[To do] In the entries below, count each line holding the word "Commare". Answer with the total alone.

[Data to process]
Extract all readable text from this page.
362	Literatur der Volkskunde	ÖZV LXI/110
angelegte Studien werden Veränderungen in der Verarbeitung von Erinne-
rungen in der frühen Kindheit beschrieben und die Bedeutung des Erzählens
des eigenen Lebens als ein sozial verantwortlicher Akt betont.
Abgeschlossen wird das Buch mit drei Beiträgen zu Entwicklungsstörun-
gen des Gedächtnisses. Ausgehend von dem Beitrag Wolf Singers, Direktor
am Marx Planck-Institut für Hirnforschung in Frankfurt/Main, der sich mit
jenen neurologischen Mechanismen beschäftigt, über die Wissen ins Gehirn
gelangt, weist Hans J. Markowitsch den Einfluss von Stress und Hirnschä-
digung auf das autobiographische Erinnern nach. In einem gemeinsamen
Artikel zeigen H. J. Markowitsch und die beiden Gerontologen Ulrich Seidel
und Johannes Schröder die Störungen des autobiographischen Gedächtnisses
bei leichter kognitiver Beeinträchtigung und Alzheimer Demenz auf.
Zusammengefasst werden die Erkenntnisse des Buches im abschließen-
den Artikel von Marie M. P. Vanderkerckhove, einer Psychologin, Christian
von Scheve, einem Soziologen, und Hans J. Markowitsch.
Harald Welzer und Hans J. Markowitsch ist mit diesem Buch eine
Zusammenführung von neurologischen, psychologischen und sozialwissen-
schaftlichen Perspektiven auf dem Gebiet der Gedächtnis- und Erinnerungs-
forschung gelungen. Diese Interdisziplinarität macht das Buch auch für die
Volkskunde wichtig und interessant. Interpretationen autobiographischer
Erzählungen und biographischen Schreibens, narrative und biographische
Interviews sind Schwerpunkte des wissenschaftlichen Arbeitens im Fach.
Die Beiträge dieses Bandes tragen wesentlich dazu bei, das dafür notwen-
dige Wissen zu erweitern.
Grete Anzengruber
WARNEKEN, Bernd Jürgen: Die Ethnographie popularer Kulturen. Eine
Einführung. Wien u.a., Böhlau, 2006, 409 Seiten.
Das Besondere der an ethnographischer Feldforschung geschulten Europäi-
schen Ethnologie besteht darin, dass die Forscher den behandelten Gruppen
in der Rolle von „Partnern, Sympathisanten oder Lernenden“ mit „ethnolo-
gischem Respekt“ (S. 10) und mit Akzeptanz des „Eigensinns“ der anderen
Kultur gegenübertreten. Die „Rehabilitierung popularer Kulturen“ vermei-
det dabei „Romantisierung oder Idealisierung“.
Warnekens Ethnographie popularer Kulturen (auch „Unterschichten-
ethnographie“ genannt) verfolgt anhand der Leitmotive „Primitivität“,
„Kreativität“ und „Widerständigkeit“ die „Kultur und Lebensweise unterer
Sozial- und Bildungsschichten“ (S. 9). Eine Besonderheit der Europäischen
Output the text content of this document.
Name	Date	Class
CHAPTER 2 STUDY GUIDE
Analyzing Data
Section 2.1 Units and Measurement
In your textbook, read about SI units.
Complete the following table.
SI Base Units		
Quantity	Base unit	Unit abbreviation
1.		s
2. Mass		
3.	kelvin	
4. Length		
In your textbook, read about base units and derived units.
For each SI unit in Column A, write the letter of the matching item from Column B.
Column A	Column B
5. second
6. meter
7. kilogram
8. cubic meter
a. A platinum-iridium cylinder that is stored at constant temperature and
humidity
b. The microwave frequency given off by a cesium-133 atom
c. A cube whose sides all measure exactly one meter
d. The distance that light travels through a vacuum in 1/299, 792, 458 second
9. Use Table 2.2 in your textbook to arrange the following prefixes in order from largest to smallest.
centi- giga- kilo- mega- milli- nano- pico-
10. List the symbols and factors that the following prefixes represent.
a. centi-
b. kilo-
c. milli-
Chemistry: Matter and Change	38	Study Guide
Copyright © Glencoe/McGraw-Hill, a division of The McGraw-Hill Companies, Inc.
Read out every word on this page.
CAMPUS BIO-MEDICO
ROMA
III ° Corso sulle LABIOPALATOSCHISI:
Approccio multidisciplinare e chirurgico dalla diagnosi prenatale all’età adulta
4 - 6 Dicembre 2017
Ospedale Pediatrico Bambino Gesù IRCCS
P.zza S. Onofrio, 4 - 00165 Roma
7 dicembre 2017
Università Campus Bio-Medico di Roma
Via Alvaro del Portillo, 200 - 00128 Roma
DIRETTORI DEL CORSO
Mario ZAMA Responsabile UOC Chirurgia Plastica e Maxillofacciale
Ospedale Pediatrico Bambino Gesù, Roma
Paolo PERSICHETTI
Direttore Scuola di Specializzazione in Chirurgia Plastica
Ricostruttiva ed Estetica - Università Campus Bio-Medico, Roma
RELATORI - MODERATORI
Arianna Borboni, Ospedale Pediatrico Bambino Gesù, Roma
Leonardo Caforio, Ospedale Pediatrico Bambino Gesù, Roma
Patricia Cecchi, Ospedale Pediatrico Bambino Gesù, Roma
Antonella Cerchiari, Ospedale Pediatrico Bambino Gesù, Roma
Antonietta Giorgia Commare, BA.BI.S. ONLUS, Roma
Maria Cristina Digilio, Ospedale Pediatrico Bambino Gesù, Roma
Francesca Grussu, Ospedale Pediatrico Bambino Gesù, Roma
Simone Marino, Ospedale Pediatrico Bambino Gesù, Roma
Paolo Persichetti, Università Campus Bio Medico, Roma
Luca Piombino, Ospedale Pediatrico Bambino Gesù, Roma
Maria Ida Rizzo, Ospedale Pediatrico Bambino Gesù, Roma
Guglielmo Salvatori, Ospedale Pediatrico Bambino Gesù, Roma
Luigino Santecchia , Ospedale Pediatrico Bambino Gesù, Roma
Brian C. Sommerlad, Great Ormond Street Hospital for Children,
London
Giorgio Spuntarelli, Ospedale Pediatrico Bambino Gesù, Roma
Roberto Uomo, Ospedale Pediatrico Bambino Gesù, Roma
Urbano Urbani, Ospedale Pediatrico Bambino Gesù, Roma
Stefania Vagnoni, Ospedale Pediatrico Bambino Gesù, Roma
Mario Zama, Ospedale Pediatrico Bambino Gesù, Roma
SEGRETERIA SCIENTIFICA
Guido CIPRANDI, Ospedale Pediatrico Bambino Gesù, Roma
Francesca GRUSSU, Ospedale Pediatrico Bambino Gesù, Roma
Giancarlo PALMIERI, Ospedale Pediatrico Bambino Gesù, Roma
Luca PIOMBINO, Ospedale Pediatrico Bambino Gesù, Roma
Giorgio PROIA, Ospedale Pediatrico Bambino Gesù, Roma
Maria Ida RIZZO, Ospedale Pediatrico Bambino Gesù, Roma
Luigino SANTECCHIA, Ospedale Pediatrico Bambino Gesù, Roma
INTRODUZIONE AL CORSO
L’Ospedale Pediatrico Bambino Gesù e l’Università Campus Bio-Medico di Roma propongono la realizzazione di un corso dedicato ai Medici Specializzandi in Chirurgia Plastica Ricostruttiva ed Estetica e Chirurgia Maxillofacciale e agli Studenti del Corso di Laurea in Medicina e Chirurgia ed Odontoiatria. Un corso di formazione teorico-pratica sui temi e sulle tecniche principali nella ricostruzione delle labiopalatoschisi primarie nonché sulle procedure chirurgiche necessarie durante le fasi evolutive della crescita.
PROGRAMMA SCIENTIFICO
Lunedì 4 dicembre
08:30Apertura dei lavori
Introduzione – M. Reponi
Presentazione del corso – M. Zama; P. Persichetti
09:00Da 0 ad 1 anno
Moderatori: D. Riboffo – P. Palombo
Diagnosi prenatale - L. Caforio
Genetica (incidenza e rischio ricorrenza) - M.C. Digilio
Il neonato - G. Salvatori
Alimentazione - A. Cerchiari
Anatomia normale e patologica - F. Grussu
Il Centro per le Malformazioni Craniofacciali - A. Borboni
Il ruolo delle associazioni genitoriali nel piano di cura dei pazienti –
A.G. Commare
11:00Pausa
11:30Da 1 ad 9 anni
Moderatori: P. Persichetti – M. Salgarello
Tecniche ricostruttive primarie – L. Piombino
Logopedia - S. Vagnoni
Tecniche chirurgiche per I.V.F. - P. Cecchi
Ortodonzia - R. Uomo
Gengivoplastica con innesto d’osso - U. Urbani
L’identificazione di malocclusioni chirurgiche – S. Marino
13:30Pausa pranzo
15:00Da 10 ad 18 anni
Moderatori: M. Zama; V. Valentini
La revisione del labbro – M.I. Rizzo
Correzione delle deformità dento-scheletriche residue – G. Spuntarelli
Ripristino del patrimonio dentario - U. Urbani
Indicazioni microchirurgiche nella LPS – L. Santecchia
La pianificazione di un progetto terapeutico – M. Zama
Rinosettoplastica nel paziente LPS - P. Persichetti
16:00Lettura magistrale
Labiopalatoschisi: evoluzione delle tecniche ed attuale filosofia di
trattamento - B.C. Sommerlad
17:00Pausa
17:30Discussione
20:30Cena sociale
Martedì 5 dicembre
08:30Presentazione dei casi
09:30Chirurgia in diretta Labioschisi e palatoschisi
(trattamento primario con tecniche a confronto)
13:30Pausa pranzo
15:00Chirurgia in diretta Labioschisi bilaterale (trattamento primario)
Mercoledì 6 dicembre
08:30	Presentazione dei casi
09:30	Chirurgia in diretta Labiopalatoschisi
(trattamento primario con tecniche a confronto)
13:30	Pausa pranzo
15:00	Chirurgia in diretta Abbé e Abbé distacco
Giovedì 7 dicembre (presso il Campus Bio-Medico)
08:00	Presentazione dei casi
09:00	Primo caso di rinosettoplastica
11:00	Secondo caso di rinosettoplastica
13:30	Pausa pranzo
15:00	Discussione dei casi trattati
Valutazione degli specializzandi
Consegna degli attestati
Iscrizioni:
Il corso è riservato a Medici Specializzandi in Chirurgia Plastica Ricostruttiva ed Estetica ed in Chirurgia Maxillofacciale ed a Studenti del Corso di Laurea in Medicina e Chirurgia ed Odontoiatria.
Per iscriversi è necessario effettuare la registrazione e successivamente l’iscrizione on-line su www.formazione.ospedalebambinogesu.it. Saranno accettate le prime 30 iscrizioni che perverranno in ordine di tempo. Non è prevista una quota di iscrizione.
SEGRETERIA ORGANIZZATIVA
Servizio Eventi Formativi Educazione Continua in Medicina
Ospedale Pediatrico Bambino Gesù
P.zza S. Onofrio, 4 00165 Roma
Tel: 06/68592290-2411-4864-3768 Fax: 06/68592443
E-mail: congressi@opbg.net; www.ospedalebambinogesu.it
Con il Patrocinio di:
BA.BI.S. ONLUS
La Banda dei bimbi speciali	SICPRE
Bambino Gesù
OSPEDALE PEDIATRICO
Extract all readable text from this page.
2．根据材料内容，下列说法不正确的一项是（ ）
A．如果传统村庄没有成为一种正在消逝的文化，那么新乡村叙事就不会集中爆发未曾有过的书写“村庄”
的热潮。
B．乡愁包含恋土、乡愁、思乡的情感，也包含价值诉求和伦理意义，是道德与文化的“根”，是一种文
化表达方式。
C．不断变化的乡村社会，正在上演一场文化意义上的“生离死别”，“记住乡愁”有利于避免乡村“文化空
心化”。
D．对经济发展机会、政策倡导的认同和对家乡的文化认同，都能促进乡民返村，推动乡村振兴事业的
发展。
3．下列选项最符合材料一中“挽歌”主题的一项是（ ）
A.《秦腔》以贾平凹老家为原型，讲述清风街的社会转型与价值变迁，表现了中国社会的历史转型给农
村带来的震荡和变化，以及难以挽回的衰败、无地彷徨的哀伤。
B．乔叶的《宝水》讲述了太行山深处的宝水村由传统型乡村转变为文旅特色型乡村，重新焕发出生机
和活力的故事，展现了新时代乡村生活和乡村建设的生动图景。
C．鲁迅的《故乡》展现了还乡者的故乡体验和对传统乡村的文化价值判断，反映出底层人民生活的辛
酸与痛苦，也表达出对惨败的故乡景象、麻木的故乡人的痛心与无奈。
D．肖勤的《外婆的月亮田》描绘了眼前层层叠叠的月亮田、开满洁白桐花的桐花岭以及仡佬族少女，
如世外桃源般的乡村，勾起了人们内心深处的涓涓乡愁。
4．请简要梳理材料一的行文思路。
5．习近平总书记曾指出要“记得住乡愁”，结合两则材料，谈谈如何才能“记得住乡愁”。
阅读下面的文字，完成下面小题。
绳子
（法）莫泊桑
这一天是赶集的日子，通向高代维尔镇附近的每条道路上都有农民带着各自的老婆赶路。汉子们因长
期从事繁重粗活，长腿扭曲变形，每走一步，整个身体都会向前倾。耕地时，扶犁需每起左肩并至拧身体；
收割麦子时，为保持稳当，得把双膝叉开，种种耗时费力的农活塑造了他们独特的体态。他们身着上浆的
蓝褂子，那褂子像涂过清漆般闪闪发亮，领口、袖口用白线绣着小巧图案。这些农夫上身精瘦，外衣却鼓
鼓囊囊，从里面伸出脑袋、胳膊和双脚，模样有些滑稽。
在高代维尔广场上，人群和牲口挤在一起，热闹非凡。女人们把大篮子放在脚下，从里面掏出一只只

[Result of this task] 2